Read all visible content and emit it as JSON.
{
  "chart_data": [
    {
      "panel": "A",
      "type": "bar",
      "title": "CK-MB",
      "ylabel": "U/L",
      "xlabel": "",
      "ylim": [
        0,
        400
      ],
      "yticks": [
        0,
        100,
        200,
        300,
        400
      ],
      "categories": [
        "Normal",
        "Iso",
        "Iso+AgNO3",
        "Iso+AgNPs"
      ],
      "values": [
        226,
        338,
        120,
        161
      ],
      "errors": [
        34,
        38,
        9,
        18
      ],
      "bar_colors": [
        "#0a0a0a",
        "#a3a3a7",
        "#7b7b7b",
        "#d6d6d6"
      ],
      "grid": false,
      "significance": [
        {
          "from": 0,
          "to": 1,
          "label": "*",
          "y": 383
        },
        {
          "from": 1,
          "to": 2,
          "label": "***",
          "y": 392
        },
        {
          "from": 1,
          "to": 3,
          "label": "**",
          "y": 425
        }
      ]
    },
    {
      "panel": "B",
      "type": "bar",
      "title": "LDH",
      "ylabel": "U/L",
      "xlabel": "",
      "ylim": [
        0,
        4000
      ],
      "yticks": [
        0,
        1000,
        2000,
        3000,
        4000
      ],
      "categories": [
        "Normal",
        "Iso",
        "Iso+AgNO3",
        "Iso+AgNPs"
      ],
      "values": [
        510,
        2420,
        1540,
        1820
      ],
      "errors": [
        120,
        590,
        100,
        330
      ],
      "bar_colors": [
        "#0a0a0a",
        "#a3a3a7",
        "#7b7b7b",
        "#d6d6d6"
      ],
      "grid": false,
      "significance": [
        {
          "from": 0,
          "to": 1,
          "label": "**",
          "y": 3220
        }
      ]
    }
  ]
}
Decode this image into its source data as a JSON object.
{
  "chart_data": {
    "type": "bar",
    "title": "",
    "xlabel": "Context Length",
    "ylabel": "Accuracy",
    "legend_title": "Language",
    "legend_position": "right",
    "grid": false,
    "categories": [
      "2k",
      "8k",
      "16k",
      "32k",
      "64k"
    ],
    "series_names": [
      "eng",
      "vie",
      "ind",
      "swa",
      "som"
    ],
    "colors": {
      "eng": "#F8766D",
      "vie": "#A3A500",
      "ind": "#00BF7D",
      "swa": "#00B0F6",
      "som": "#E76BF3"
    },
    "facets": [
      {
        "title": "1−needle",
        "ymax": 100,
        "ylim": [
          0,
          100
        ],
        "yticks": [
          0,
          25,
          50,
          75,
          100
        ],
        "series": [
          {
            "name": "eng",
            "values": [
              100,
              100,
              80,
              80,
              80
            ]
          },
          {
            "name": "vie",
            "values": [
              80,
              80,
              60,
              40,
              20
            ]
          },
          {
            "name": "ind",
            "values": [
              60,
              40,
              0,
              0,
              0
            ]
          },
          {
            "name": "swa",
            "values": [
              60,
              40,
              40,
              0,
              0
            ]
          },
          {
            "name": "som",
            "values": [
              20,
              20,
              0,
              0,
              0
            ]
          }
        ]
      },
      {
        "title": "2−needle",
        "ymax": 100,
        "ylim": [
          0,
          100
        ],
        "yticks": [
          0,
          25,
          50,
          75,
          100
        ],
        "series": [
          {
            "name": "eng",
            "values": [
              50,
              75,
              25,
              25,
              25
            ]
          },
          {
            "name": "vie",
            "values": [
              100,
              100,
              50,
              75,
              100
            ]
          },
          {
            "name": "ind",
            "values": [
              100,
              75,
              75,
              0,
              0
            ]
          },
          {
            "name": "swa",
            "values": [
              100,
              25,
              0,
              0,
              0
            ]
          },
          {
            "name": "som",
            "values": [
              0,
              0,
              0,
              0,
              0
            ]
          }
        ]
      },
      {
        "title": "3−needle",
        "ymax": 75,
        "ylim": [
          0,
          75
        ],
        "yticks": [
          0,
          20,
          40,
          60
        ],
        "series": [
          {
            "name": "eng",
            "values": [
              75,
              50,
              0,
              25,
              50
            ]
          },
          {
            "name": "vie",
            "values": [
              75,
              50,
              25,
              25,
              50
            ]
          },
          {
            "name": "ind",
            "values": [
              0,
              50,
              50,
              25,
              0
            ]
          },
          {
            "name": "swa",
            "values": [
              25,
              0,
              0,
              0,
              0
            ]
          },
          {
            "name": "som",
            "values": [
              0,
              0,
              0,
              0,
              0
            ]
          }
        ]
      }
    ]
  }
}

━━━━━━

* **DIRECTIVE**:
From the listing above, extract every line exactly as it stands.

* **REPLY**:
Read all visible content and emit it as JSON.
{
  "chart_data": [
    {
      "panel": "A",
      "type": "bar",
      "title": "CK-MB",
      "ylabel": "U/L",
      "xlabel": "",
      "ylim": [
        0,
        400
      ],
      "yticks": [
        0,
        100,
        200,
        300,
        400
      ],
      "categories": [
        "Normal",
        "Iso",
        "Iso+AgNO3",
        "Iso+AgNPs"
      ],
      "values": [
        226,
        338,
        120,
        161
      ],
      "errors": [
        34,
        38,
        9,
        18
      ],
      "bar_colors": [
        "#0a0a0a",
        "#a3a3a7",
        "#7b7b7b",
        "#d6d6d6"
      ],
      "grid": false,
      "significance": [
        {
          "from": 0,
          "to": 1,
          "label": "*",
          "y": 383
        },
        {
          "from": 1,
          "to": 2,
          "label": "***",
          "y": 392
        },
        {
          "from": 1,
          "to": 3,
          "label": "**",
          "y": 425
        }
      ]
    },
    {
      "panel": "B",
      "type": "bar",
      "title": "LDH",
      "ylabel": "U/L",
      "xlabel": "",
      "ylim": [
        0,
        4000
      ],
      "yticks": [
        0,
        1000,
        2000,
        3000,
        4000
      ],
      "categories": [
        "Normal",
        "Iso",
        "Iso+AgNO3",
        "Iso+AgNPs"
      ],
      "values": [
        510,
        2420,
        1540,
        1820
      ],
      "errors": [
        120,
        590,
        100,
        330
      ],
      "bar_colors": [
        "#0a0a0a",
        "#a3a3a7",
        "#7b7b7b",
        "#d6d6d6"
      ],
      "grid": false,
      "significance": [
        {
          "from": 0,
          "to": 1,
          "label": "**",
          "y": 3220
        }
      ]
    }
  ]
}
Decode this image into its source data as a JSON object.
{
  "chart_data": {
    "type": "bar",
    "title": "",
    "xlabel": "Context Length",
    "ylabel": "Accuracy",
    "legend_title": "Language",
    "legend_position": "right",
    "grid": false,
    "categories": [
      "2k",
      "8k",
      "16k",
      "32k",
      "64k"
    ],
    "series_names": [
      "eng",
      "vie",
      "ind",
      "swa",
      "som"
    ],
    "colors": {
      "eng": "#F8766D",
      "vie": "#A3A500",
      "ind": "#00BF7D",
      "swa": "#00B0F6",
      "som": "#E76BF3"
    },
    "facets": [
      {
        "title": "1−needle",
        "ymax": 100,
        "ylim": [
          0,
          100
        ],
        "yticks": [
          0,
          25,
          50,
          75,
          100
        ],
        "series": [
          {
            "name": "eng",
            "values": [
              100,
              100,
              80,
              80,
              80
            ]
          },
          {
            "name": "vie",
            "values": [
              80,
              80,
              60,
              40,
              20
            ]
          },
          {
            "name": "ind",
            "values": [
              60,
              40,
              0,
              0,
              0
            ]
          },
          {
            "name": "swa",
            "values": [
              60,
              40,
              40,
              0,
              0
            ]
          },
          {
            "name": "som",
            "values": [
              20,
              20,
              0,
              0,
              0
            ]
          }
        ]
      },
      {
        "title": "2−needle",
        "ymax": 100,
        "ylim": [
          0,
          100
        ],
        "yticks": [
          0,
          25,
          50,
          75,
          100
        ],
        "series": [
          {
            "name": "eng",
            "values": [
              50,
              75,
              25,
              25,
              25
            ]
          },
          {
            "name": "vie",
            "values": [
              100,
              100,
              50,
              75,
              100
            ]
          },
          {
            "name": "ind",
            "values": [
              100,
              75,
              75,
              0,
              0
            ]
          },
          {
            "name": "swa",
            "values": [
              100,
              25,
              0,
              0,
              0
            ]
          },
          {
            "name": "som",
            "values": [
              0,
              0,
              0,
              0,
              0
            ]
          }
        ]
      },
      {
        "title": "3−needle",
        "ymax": 75,
        "ylim": [
          0,
          75
        ],
        "yticks": [
          0,
          20,
          40,
          60
        ],
        "series": [
          {
            "name": "eng",
            "values": [
              75,
              50,
              0,
              25,
              50
            ]
          },
          {
            "name": "vie",
            "values": [
              75,
              50,
              25,
              25,
              50
            ]
          },
          {
            "name": "ind",
            "values": [
              0,
              50,
              50,
              25,
              0
            ]
          },
          {
            "name": "swa",
            "values": [
              25,
              0,
              0,
              0,
              0
            ]
          },
          {
            "name": "som",
            "values": [
              0,
              0,
              0,
              0,
              0
            ]
          }
        ]
      }
    ]
  }
}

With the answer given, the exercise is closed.